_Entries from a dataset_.
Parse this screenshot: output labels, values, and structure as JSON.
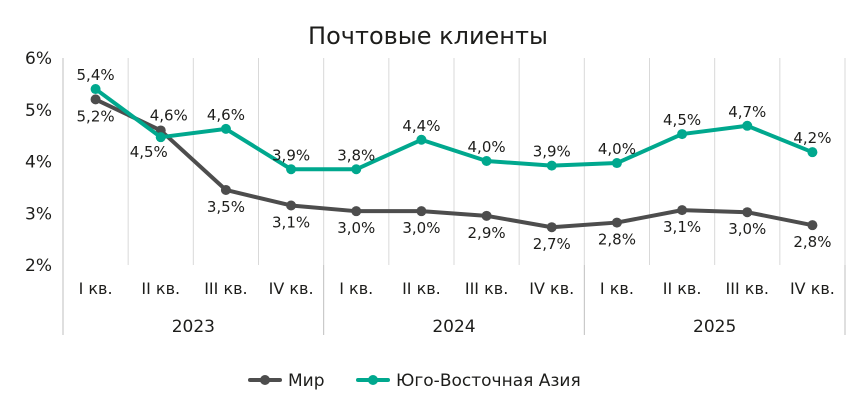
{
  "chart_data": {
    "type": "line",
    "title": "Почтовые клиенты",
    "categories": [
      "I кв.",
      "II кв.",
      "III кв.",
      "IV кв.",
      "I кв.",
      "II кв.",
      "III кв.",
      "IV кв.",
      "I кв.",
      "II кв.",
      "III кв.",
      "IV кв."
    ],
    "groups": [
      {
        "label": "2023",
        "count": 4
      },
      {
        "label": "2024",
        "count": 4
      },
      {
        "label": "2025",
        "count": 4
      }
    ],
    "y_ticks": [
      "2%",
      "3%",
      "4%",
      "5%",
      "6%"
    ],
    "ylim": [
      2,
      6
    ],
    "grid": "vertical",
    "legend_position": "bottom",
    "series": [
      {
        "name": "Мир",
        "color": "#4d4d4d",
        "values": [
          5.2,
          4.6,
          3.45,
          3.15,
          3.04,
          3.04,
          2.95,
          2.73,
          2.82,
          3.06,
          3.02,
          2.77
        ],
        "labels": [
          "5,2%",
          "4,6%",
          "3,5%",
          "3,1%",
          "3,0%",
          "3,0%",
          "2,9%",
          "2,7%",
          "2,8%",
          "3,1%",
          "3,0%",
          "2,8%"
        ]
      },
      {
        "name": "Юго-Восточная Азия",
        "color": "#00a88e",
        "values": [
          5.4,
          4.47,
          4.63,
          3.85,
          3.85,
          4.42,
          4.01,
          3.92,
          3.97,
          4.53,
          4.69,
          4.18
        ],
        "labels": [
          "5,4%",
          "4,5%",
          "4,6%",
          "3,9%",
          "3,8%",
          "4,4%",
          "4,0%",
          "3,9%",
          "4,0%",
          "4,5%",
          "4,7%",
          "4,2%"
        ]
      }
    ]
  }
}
...
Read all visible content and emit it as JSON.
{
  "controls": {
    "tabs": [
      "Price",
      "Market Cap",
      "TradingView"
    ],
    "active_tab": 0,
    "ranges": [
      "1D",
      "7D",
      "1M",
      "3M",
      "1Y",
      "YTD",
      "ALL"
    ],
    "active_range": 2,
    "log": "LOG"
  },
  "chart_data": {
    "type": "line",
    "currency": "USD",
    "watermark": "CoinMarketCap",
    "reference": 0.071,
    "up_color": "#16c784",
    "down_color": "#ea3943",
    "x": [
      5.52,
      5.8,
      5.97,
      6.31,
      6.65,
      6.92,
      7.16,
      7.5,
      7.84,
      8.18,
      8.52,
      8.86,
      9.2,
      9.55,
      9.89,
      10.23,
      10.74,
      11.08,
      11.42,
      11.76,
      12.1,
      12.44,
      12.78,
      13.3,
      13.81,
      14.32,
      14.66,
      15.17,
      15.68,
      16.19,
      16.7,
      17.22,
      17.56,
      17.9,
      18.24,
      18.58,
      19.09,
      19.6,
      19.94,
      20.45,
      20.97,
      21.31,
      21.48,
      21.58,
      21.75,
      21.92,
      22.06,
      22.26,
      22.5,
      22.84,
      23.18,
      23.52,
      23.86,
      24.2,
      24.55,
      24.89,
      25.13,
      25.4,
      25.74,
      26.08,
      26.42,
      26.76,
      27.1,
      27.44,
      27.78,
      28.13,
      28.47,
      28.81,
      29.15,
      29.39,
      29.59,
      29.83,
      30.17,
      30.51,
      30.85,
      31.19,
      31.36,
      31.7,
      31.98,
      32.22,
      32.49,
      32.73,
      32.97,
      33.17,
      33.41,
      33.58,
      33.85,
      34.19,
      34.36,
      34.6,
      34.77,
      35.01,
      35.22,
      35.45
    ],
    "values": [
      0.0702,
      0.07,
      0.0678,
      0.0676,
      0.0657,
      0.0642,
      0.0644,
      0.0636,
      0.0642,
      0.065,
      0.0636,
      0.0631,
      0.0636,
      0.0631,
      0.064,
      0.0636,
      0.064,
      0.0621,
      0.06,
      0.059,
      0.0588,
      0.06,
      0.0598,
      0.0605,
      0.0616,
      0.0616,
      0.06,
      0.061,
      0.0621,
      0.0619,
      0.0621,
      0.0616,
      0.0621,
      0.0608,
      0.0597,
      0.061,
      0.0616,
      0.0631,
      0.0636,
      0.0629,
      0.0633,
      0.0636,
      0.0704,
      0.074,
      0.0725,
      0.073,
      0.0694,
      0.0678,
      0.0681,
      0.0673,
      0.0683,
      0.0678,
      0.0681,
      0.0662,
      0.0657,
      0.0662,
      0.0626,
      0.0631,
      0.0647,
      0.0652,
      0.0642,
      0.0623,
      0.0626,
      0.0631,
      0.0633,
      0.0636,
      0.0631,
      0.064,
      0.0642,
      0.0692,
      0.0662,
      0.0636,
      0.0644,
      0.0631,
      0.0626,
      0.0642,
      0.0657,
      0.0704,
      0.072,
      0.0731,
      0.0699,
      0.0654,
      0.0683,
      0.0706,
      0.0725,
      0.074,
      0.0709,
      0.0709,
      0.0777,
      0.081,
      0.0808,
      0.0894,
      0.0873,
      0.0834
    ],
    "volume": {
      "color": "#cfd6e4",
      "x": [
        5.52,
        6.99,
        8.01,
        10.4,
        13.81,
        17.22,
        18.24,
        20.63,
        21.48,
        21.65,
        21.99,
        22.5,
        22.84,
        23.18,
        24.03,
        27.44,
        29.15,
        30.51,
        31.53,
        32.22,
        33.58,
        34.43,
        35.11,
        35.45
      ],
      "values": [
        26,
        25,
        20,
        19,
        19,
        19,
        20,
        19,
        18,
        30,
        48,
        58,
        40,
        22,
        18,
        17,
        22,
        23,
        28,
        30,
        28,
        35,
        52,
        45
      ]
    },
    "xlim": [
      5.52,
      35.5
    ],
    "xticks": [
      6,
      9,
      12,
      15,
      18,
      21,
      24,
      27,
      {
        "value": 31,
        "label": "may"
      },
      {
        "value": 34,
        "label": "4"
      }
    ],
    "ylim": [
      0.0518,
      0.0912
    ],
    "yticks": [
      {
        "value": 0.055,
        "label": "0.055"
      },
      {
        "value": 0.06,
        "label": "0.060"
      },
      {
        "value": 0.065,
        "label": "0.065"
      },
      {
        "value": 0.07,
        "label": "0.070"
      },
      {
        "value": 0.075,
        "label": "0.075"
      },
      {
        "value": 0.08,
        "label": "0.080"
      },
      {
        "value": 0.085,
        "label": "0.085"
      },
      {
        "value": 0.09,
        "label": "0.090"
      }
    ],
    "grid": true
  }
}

_Written exercise_. Show each line of the listing that holds the string "JSON".

_Task solution_.
Parse this screenshot: output labels, values, and structure as JSON.
Read all visible content and emit it as JSON.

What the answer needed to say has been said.